Data provided
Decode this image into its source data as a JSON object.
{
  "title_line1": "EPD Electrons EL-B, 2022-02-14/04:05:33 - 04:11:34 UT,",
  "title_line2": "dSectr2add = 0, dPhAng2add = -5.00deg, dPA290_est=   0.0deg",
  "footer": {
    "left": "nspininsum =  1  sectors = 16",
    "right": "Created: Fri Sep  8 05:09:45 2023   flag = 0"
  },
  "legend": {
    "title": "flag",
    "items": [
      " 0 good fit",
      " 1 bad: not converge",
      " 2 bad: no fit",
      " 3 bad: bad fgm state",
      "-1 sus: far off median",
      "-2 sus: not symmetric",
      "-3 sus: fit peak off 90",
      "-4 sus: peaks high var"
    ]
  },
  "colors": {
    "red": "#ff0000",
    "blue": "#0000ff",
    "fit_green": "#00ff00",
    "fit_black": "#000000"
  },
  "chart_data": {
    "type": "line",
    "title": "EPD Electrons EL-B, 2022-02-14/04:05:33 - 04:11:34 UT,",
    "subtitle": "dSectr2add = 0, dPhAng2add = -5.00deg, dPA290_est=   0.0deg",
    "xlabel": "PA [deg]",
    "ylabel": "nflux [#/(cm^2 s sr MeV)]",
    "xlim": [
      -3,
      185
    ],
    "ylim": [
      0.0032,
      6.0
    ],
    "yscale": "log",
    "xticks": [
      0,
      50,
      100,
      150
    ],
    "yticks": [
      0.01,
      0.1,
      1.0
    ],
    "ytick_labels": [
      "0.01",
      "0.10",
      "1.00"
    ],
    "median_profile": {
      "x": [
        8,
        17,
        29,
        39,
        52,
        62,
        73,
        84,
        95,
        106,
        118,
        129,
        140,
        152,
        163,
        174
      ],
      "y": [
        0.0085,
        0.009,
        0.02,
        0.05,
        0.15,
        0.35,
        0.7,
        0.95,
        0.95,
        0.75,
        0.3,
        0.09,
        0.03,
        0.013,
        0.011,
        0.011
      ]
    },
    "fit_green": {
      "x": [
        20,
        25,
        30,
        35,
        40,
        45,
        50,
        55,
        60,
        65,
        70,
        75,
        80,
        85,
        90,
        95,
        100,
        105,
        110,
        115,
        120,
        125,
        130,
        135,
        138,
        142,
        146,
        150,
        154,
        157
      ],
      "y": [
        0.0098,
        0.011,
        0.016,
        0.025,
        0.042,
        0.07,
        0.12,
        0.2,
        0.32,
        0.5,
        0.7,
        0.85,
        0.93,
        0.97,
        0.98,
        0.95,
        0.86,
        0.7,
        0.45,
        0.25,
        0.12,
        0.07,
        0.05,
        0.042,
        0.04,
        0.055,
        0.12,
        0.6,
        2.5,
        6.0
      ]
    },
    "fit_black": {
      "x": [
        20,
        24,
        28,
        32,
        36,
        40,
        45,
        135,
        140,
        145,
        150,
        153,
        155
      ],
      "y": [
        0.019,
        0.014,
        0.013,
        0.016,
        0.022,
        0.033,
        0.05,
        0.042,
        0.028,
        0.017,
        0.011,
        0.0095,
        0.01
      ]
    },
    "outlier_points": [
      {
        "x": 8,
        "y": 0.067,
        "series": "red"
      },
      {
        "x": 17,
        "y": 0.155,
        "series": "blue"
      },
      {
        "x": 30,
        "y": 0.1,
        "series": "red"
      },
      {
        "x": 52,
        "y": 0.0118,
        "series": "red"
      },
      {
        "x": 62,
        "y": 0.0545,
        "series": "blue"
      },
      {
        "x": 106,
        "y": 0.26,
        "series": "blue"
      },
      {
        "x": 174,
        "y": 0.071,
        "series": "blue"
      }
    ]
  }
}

Problem to work on
Your task is to output the full set of records exactly as presented.

Problem solution
Decode this image into its source data as a JSON object.
{
  "title_line1": "EPD Electrons EL-B, 2022-02-14/04:05:33 - 04:11:34 UT,",
  "title_line2": "dSectr2add = 0, dPhAng2add = -5.00deg, dPA290_est=   0.0deg",
  "footer": {
    "left": "nspininsum =  1  sectors = 16",
    "right": "Created: Fri Sep  8 05:09:45 2023   flag = 0"
  },
  "legend": {
    "title": "flag",
    "items": [
      " 0 good fit",
      " 1 bad: not converge",
      " 2 bad: no fit",
      " 3 bad: bad fgm state",
      "-1 sus: far off median",
      "-2 sus: not symmetric",
      "-3 sus: fit peak off 90",
      "-4 sus: peaks high var"
    ]
  },
  "colors": {
    "red": "#ff0000",
    "blue": "#0000ff",
    "fit_green": "#00ff00",
    "fit_black": "#000000"
  },
  "chart_data": {
    "type": "line",
    "title": "EPD Electrons EL-B, 2022-02-14/04:05:33 - 04:11:34 UT,",
    "subtitle": "dSectr2add = 0, dPhAng2add = -5.00deg, dPA290_est=   0.0deg",
    "xlabel": "PA [deg]",
    "ylabel": "nflux [#/(cm^2 s sr MeV)]",
    "xlim": [
      -3,
      185
    ],
    "ylim": [
      0.0032,
      6.0
    ],
    "yscale": "log",
    "xticks": [
      0,
      50,
      100,
      150
    ],
    "yticks": [
      0.01,
      0.1,
      1.0
    ],
    "ytick_labels": [
      "0.01",
      "0.10",
      "1.00"
    ],
    "median_profile": {
      "x": [
        8,
        17,
        29,
        39,
        52,
        62,
        73,
        84,
        95,
        106,
        118,
        129,
        140,
        152,
        163,
        174
      ],
      "y": [
        0.0085,
        0.009,
        0.02,
        0.05,
        0.15,
        0.35,
        0.7,
        0.95,
        0.95,
        0.75,
        0.3,
        0.09,
        0.03,
        0.013,
        0.011,
        0.011
      ]
    },
    "fit_green": {
      "x": [
        20,
        25,
        30,
        35,
        40,
        45,
        50,
        55,
        60,
        65,
        70,
        75,
        80,
        85,
        90,
        95,
        100,
        105,
        110,
        115,
        120,
        125,
        130,
        135,
        138,
        142,
        146,
        150,
        154,
        157
      ],
      "y": [
        0.0098,
        0.011,
        0.016,
        0.025,
        0.042,
        0.07,
        0.12,
        0.2,
        0.32,
        0.5,
        0.7,
        0.85,
        0.93,
        0.97,
        0.98,
        0.95,
        0.86,
        0.7,
        0.45,
        0.25,
        0.12,
        0.07,
        0.05,
        0.042,
        0.04,
        0.055,
        0.12,
        0.6,
        2.5,
        6.0
      ]
    },
    "fit_black": {
      "x": [
        20,
        24,
        28,
        32,
        36,
        40,
        45,
        135,
        140,
        145,
        150,
        153,
        155
      ],
      "y": [
        0.019,
        0.014,
        0.013,
        0.016,
        0.022,
        0.033,
        0.05,
        0.042,
        0.028,
        0.017,
        0.011,
        0.0095,
        0.01
      ]
    },
    "outlier_points": [
      {
        "x": 8,
        "y": 0.067,
        "series": "red"
      },
      {
        "x": 17,
        "y": 0.155,
        "series": "blue"
      },
      {
        "x": 30,
        "y": 0.1,
        "series": "red"
      },
      {
        "x": 52,
        "y": 0.0118,
        "series": "red"
      },
      {
        "x": 62,
        "y": 0.0545,
        "series": "blue"
      },
      {
        "x": 106,
        "y": 0.26,
        "series": "blue"
      },
      {
        "x": 174,
        "y": 0.071,
        "series": "blue"
      }
    ]
  }
}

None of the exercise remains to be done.